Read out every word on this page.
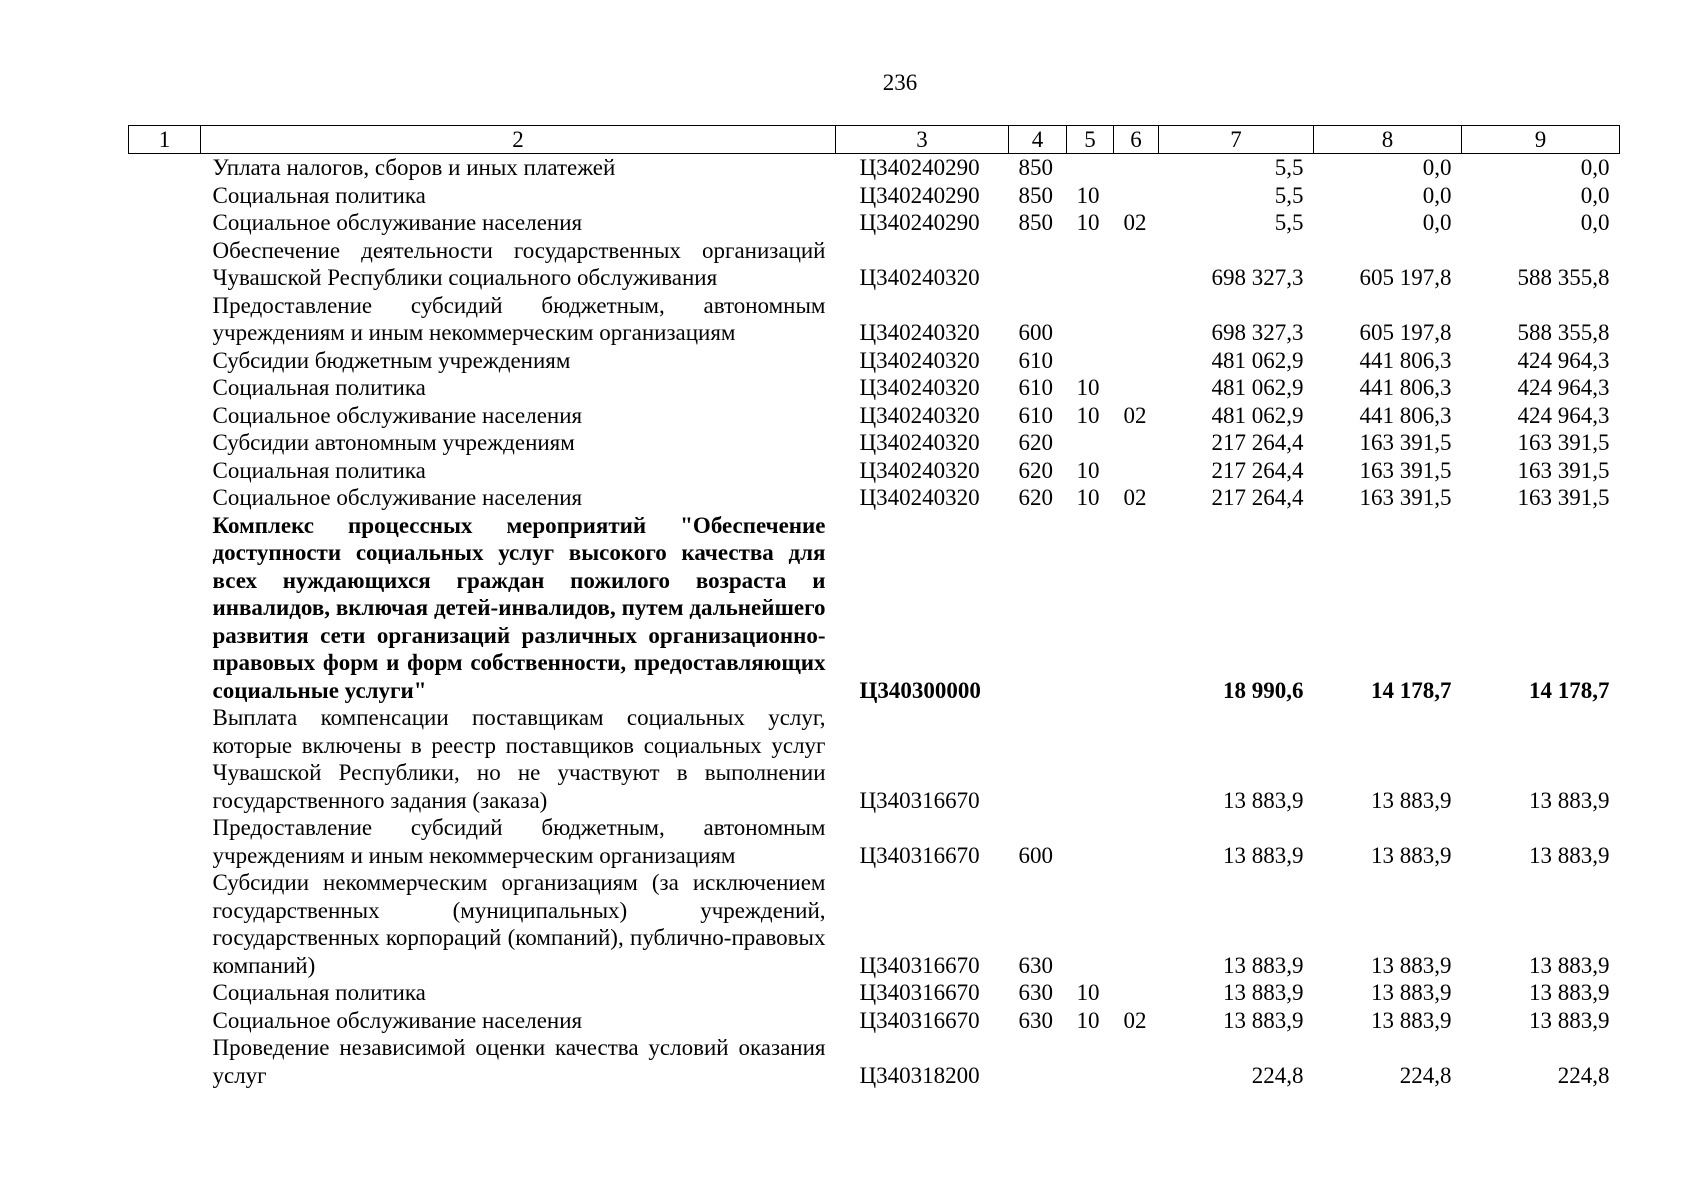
236
1	2	3	4	5	6	7	8	9
	Уплата налогов, сборов и иных платежей	Ц340240290	850			5,5	0,0	0,0
	Социальная политика	Ц340240290	850	10		5,5	0,0	0,0
	Социальное обслуживание населения	Ц340240290	850	10	02	5,5	0,0	0,0
	Обеспечение деятельности государственных организаций Чувашской Республики социального обслуживания	Ц340240320				698 327,3	605 197,8	588 355,8
	Предоставление субсидий бюджетным, автономным учреждениям и иным некоммерческим организациям	Ц340240320	600			698 327,3	605 197,8	588 355,8
	Субсидии бюджетным учреждениям	Ц340240320	610			481 062,9	441 806,3	424 964,3
	Социальная политика	Ц340240320	610	10		481 062,9	441 806,3	424 964,3
	Социальное обслуживание населения	Ц340240320	610	10	02	481 062,9	441 806,3	424 964,3
	Субсидии автономным учреждениям	Ц340240320	620			217 264,4	163 391,5	163 391,5
	Социальная политика	Ц340240320	620	10		217 264,4	163 391,5	163 391,5
	Социальное обслуживание населения	Ц340240320	620	10	02	217 264,4	163 391,5	163 391,5
	Комплекс процессных мероприятий "Обеспечение доступности социальных услуг высокого качества для всех нуждающихся граждан пожилого возраста и инвалидов, включая детей-инвалидов, путем дальнейшего развития сети организаций различных организационно-правовых форм и форм собственности, предоставляющих социальные услуги"	Ц340300000				18 990,6	14 178,7	14 178,7
	Выплата компенсации поставщикам социальных услуг, которые включены в реестр поставщиков социальных услуг Чувашской Республики, но не участвуют в выполнении государственного задания (заказа)	Ц340316670				13 883,9	13 883,9	13 883,9
	Предоставление субсидий бюджетным, автономным учреждениям и иным некоммерческим организациям	Ц340316670	600			13 883,9	13 883,9	13 883,9
	Субсидии некоммерческим организациям (за исключением государственных (муниципальных) учреждений, государственных корпораций (компаний), публично-правовых компаний)	Ц340316670	630			13 883,9	13 883,9	13 883,9
	Социальная политика	Ц340316670	630	10		13 883,9	13 883,9	13 883,9
	Социальное обслуживание населения	Ц340316670	630	10	02	13 883,9	13 883,9	13 883,9
	Проведение независимой оценки качества условий оказания услуг	Ц340318200				224,8	224,8	224,8
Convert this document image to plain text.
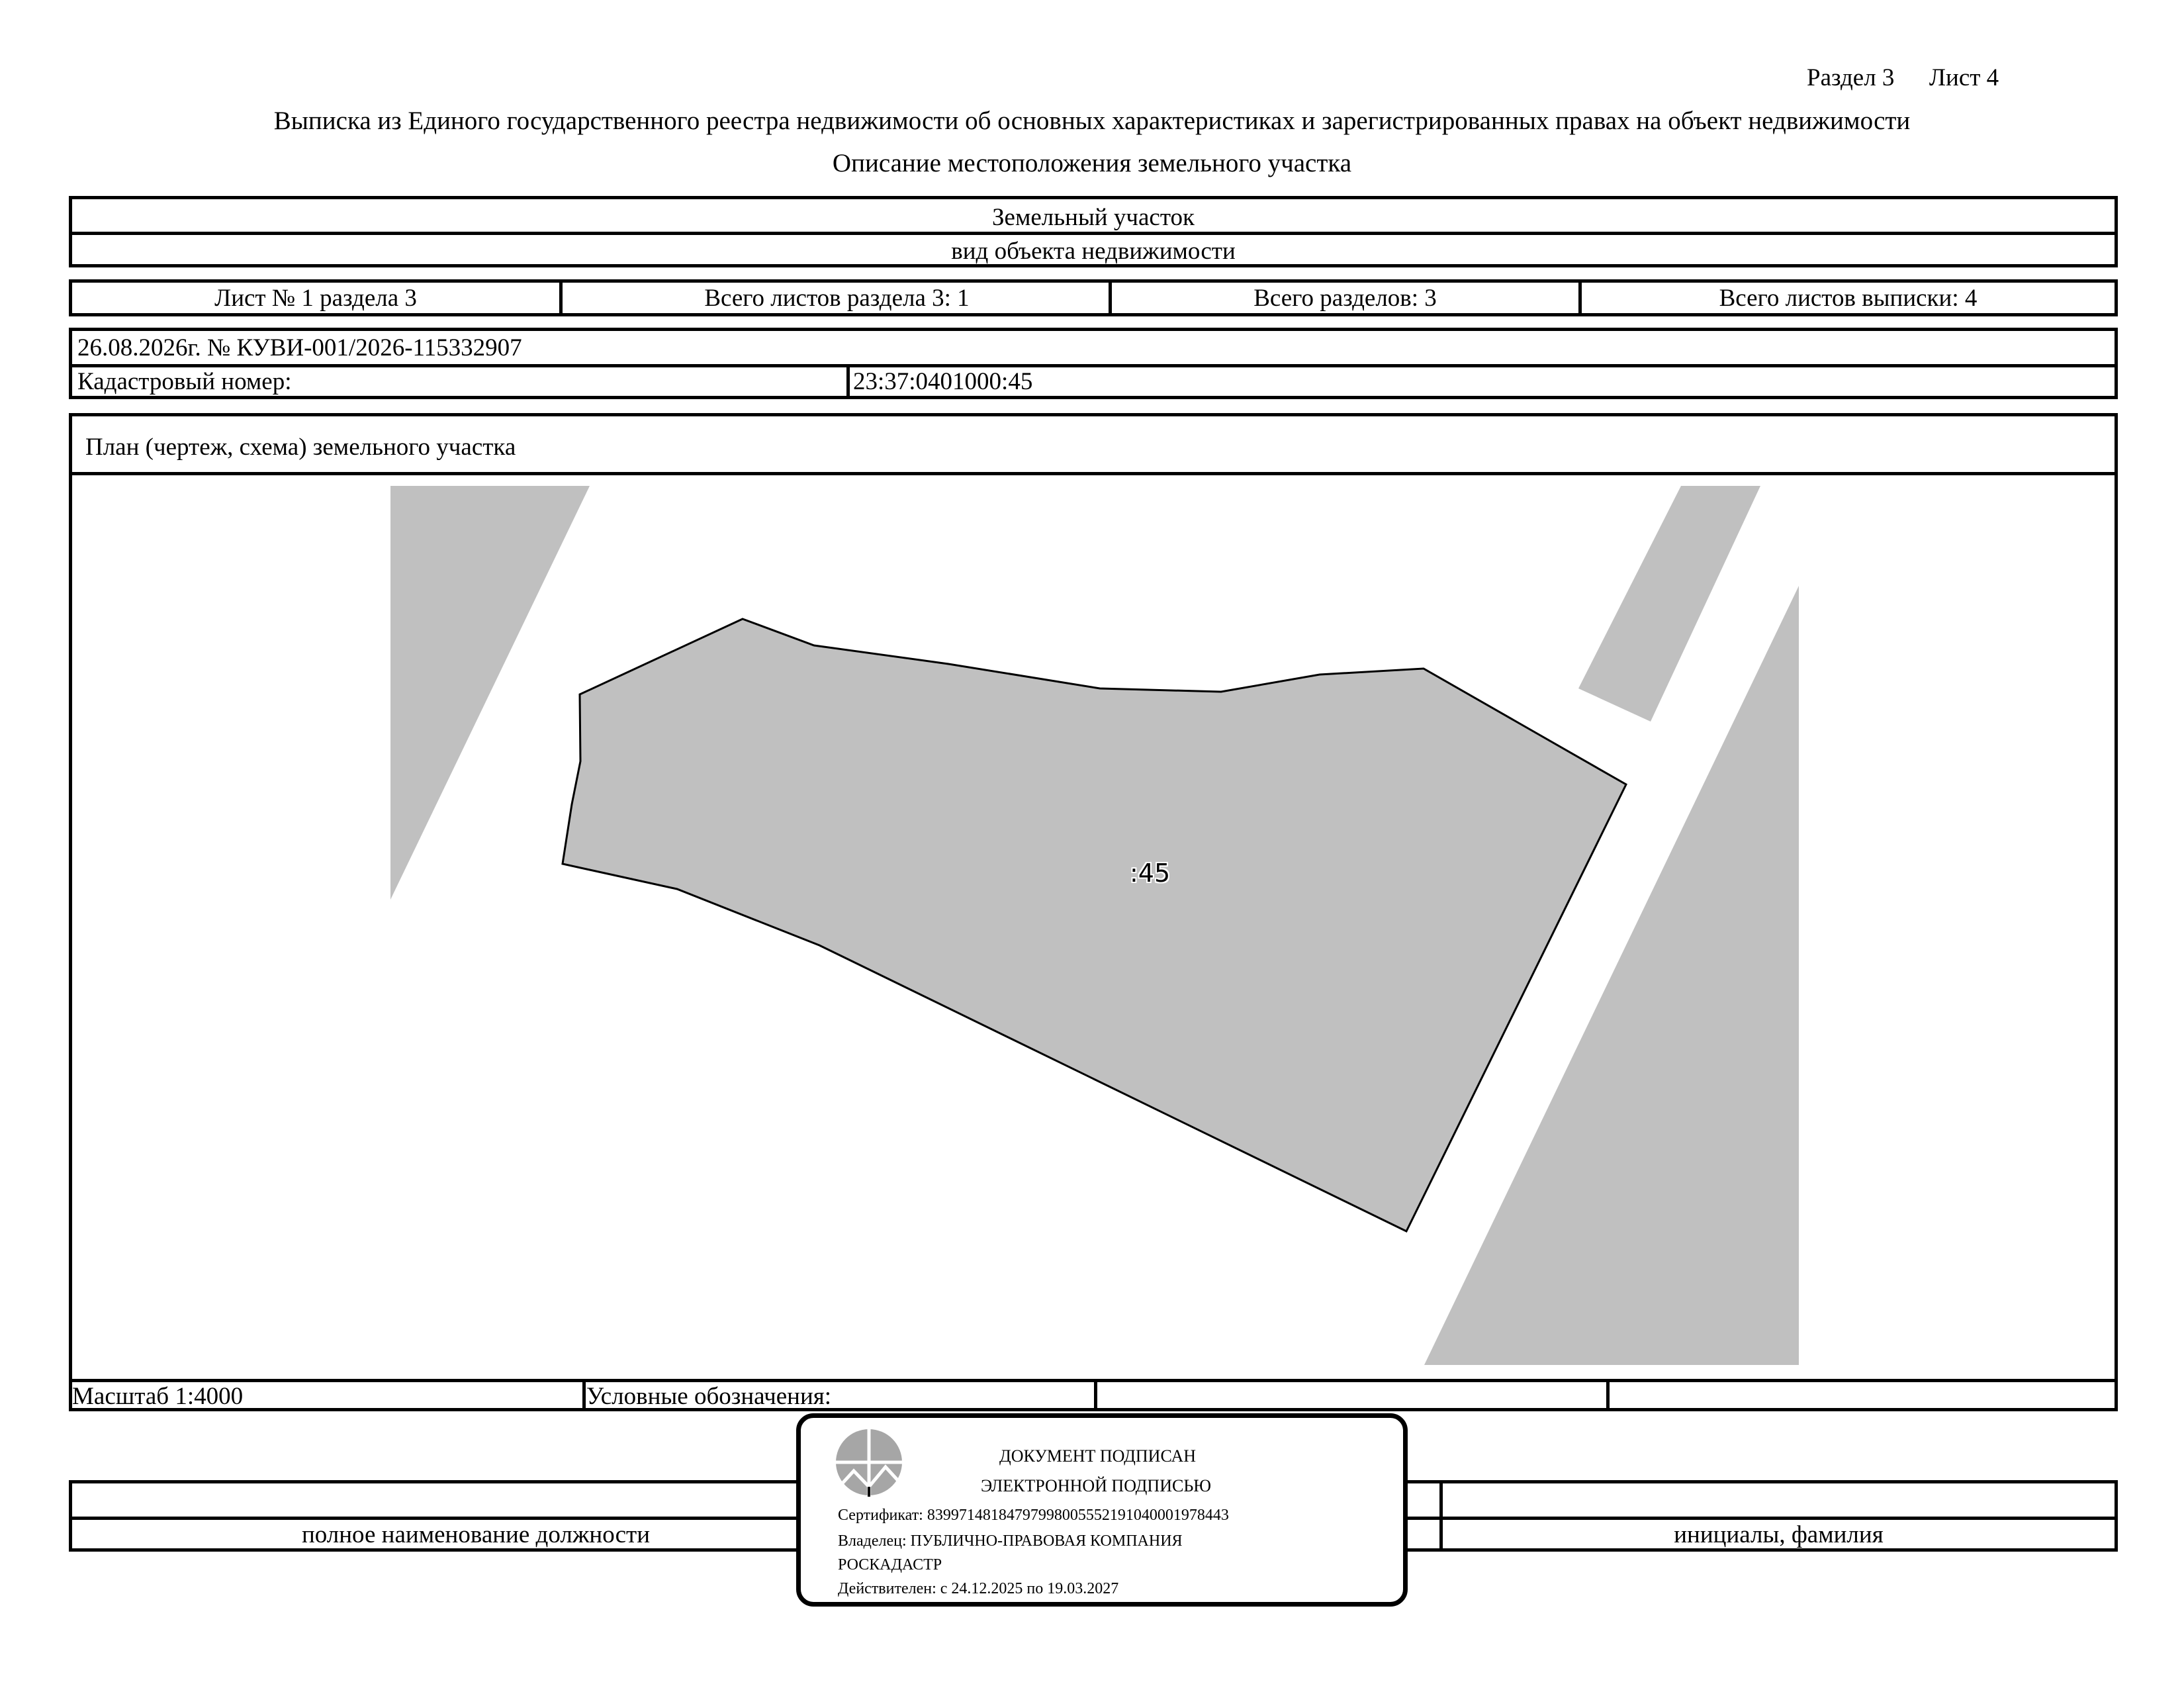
Раздел 3 Лист 4
Выписка из Единого государственного реестра недвижимости об основных характеристиках и зарегистрированных правах на объект недвижимости
Описание местоположения земельного участка
Земельный участок
вид объекта недвижимости
Лист № 1 раздела 3	Всего листов раздела 3: 1	Всего разделов: 3	Всего листов выписки: 4
26.08.2026г. № КУВИ-001/2026-115332907
Кадастровый номер:	23:37:0401000:45
План (чертеж, схема) земельного участка
:45
Масштаб 1:4000	Условные обозначения:
полное наименование должности	инициалы, фамилия
ДОКУМЕНТ ПОДПИСАН
ЭЛЕКТРОННОЙ ПОДПИСЬЮ
Сертификат: 8399714818479799800555219104000197844​3
Владелец: ПУБЛИЧНО-ПРАВОВАЯ КОМПАНИЯ
РОСКАДАСТР
Действителен: с 24.12.2025 по 19.03.2027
━━━━━━━━
*STATED EXERCISE:*
Quote the material above exactly, from the line holding "Convert this document image to plain text." through its last line, including both. Omit the pictures.

*FINAL RESULT:*
Convert this document image to plain text.
Раздел 3 Лист 4
Выписка из Единого государственного реестра недвижимости об основных характеристиках и зарегистрированных правах на объект недвижимости
Описание местоположения земельного участка
Земельный участок
вид объекта недвижимости
Лист № 1 раздела 3	Всего листов раздела 3: 1	Всего разделов: 3	Всего листов выписки: 4
26.08.2026г. № КУВИ-001/2026-115332907
Кадастровый номер:	23:37:0401000:45
План (чертеж, схема) земельного участка
:45
Масштаб 1:4000	Условные обозначения:
полное наименование должности	инициалы, фамилия
ДОКУМЕНТ ПОДПИСАН
ЭЛЕКТРОННОЙ ПОДПИСЬЮ
Сертификат: 8399714818479799800555219104000197844​3
Владелец: ПУБЛИЧНО-ПРАВОВАЯ КОМПАНИЯ
РОСКАДАСТР
Действителен: с 24.12.2025 по 19.03.2027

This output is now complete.